** BEGIN **
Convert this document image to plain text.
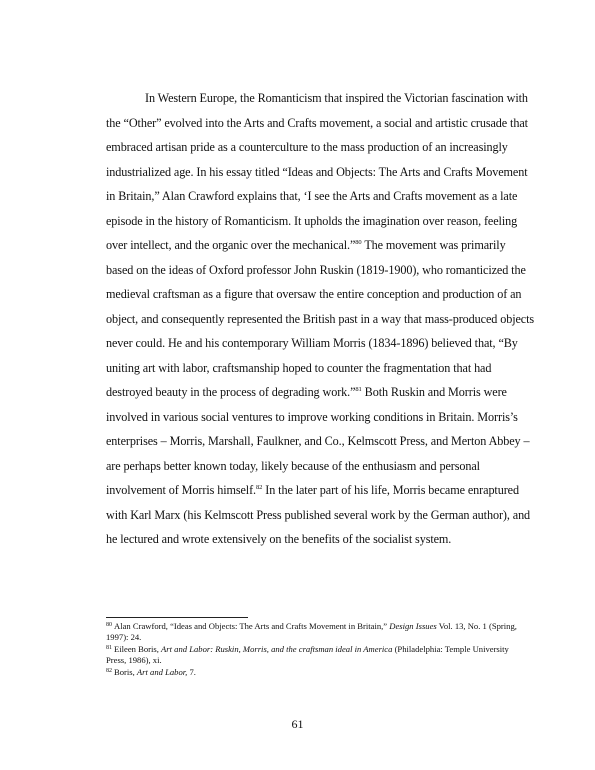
In Western Europe, the Romanticism that inspired the Victorian fascination with
the “Other” evolved into the Arts and Crafts movement, a social and artistic crusade that
embraced artisan pride as a counterculture to the mass production of an increasingly
industrialized age. In his essay titled “Ideas and Objects: The Arts and Crafts Movement
in Britain,” Alan Crawford explains that, ‘I see the Arts and Crafts movement as a late
episode in the history of Romanticism. It upholds the imagination over reason, feeling
over intellect, and the organic over the mechanical.”$^{80}$ The movement was primarily
based on the ideas of Oxford professor John Ruskin (1819-1900), who romanticized the
medieval craftsman as a figure that oversaw the entire conception and production of an
object, and consequently represented the British past in a way that mass-produced objects
never could. He and his contemporary William Morris (1834-1896) believed that, “By
uniting art with labor, craftsmanship hoped to counter the fragmentation that had
destroyed beauty in the process of degrading work.”$^{81}$ Both Ruskin and Morris were
involved in various social ventures to improve working conditions in Britain. Morris’s
enterprises – Morris, Marshall, Faulkner, and Co., Kelmscott Press, and Merton Abbey –
are perhaps better known today, likely because of the enthusiasm and personal
involvement of Morris himself.$^{82}$ In the later part of his life, Morris became enraptured
with Karl Marx (his Kelmscott Press published several work by the German author), and
he lectured and wrote extensively on the benefits of the socialist system.
$^{80}$ Alan Crawford, “Ideas and Objects: The Arts and Crafts Movement in Britain,” Design Issues Vol. 13, No. 1 (Spring, 1997): 24.
$^{81}$ Eileen Boris, Art and Labor: Ruskin, Morris, and the craftsman ideal in America (Philadelphia: Temple University Press, 1986), xi.
$^{82}$ Boris, Art and Labor, 7.
61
** END **
▶ [DIRECTIONS FOR THIS TASK] Give back every line exactly as it stands, pictures excluded.

▶ [CORRECT RESULT]
Convert this document image to plain text.
In Western Europe, the Romanticism that inspired the Victorian fascination with
the “Other” evolved into the Arts and Crafts movement, a social and artistic crusade that
embraced artisan pride as a counterculture to the mass production of an increasingly
industrialized age. In his essay titled “Ideas and Objects: The Arts and Crafts Movement
in Britain,” Alan Crawford explains that, ‘I see the Arts and Crafts movement as a late
episode in the history of Romanticism. It upholds the imagination over reason, feeling
over intellect, and the organic over the mechanical.”$^{80}$ The movement was primarily
based on the ideas of Oxford professor John Ruskin (1819-1900), who romanticized the
medieval craftsman as a figure that oversaw the entire conception and production of an
object, and consequently represented the British past in a way that mass-produced objects
never could. He and his contemporary William Morris (1834-1896) believed that, “By
uniting art with labor, craftsmanship hoped to counter the fragmentation that had
destroyed beauty in the process of degrading work.”$^{81}$ Both Ruskin and Morris were
involved in various social ventures to improve working conditions in Britain. Morris’s
enterprises – Morris, Marshall, Faulkner, and Co., Kelmscott Press, and Merton Abbey –
are perhaps better known today, likely because of the enthusiasm and personal
involvement of Morris himself.$^{82}$ In the later part of his life, Morris became enraptured
with Karl Marx (his Kelmscott Press published several work by the German author), and
he lectured and wrote extensively on the benefits of the socialist system.
$^{80}$ Alan Crawford, “Ideas and Objects: The Arts and Crafts Movement in Britain,” Design Issues Vol. 13, No. 1 (Spring, 1997): 24.
$^{81}$ Eileen Boris, Art and Labor: Ruskin, Morris, and the craftsman ideal in America (Philadelphia: Temple University Press, 1986), xi.
$^{82}$ Boris, Art and Labor, 7.
61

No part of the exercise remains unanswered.